::: EXTRAIT FOURNI :::

Dans les premières minutes du match, ce sont les joueurs du Flakelf qui ouvrent le score. Là encore, on racontera dans les années 1950 et 1960 que le gardien de but, Troussevitch, avait été victime d’une faute volontaire et dangereuse à la tête, que l’arbitre, un officier S.S., n’avait pas relevé. En réalité, l’arbitre était un soldat allemand mais pas un S.S., et cette faute sur Troussevitch fut niée par les joueurs survivants ayant témoigné.
Après l’ouverture du score des Allemands, les joueurs ukrainiens se ressaisissent et marquent à trois reprise, la mi-temps est sifflée sur ce score de 3-1 pour les locaux. Là encore, la propagande intervient en expliquant qu’à la mi-temps, un officier allemand se rend dans le vestiaire du FK Start, et ordonne aux joueurs de perdre le match, sans quoi ils seraient exécutés. Cette version de l’histoire fait de la seconde période une page héroïque de l’histoire soviétique, puisqu’à la reprise du match les Ukrainiens jouent toujours pour gagner, et que le match se termine finalement sur le score de 5-3 en faveur du FK Start. Mais aucune source ni aucun témoignage ne vient avérer ces faits. Au contraire, un ancien joueur ayant survécu aux événements d’après-match, Makar Gontcharenko, témoignait du grand fair-play des joueurs du Flakelf, et de la bonne ambiance au cours de cette partie. Il avance pour preuve cette photo prise à la fin du match entre les joueurs des deux équipes.

::: DONNÉES ENREGISTRÉES :::

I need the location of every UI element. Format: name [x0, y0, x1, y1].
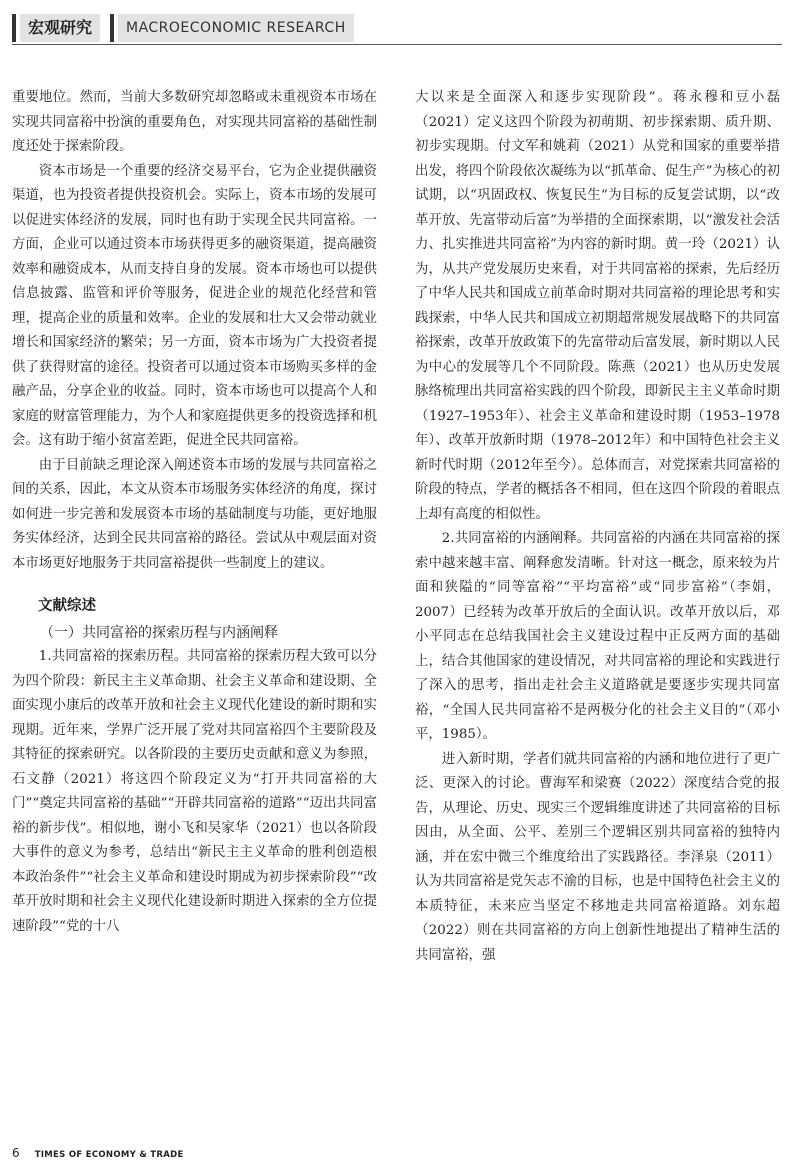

:::

CONSIGNES ▸
- 1) Relevez tous les noms propres d'équipes et de personnes qui figurent dans l'extrait sur le match entre le Flakelf et le FK Start.
- 2) Prolongez l'extrait sur le match entre le Flakelf et le FK Start en reprenant après sa dernière phrase.

CORRIGÉ DE L'EXERCICE ▸
- 1) Flakelf, Troussevitch, FK Start, Makar Gontcharenko

- 2)
Mais alors, si le prétendu « match de la mort » se déroule finalement sans accroc, comment expliquer les semaines ayant suivi la rencontre, au cours desquelles certains joueurs furent arrêtés et exécutés par les nazis ?
Une semaine après le deuxième match face au Flakelf, les joueurs du FK Start affrontent le FK Rukh, l’autre club ukrainien fondé par Georgi Shvetsov. Une nouvelle fois dominants, Troussevitch, Gontcharenko et leurs camarades écrasent leurs adversaires 8-0. C’est après ce revers terrible que Shvestov décide d’aller à la Gestapo, la police allemande, et d’y dénoncer les joueurs du FK Start. Il accuse ces derniers d’être des membres du NKVD, l’organisation des services secrets de l’URSS. Six joueurs sont aussitôt arrêtés. Deux autres sont directement tués, le premier, Katchenko, durant une tentative de fuite après une rixe avec un soldat allemand, le deuxième, Nikolaï Korotkikh, dénoncé par sa propre sœur et torturé à mort dans les bureaux de la Gestapo.
Les six joueurs arrêtés sont envoyés au camp de concentration de Syrets, près de Kiev. Là-bas, trois d’entre eux sont exécutés sommairement par les Allemands, portant le nombre total de morts à cinq, dont le gardien de but Nikolaï Troussevitch.
Les circonstances très vagues des arrestations des joueurs du FK Start laissèrent libre cours à la propagande soviétique pour en faire un drame puissant et héroïque exaltant les valeurs de courage et de défiance des joueurs ukrainiens préférant mourir que de perdre le match face aux Allemands. Dans la version avancée par le régime de Leonid Brejnev dans les années 1960, les cinq joueurs tués par les nazis le sont dès le coup de sifflet final du match, après avoir été amenés sur le ravin de Babi Yar, lieu fort de l’occupation allemande où ont eu lieu d’importants massacres, notamment des populations juives.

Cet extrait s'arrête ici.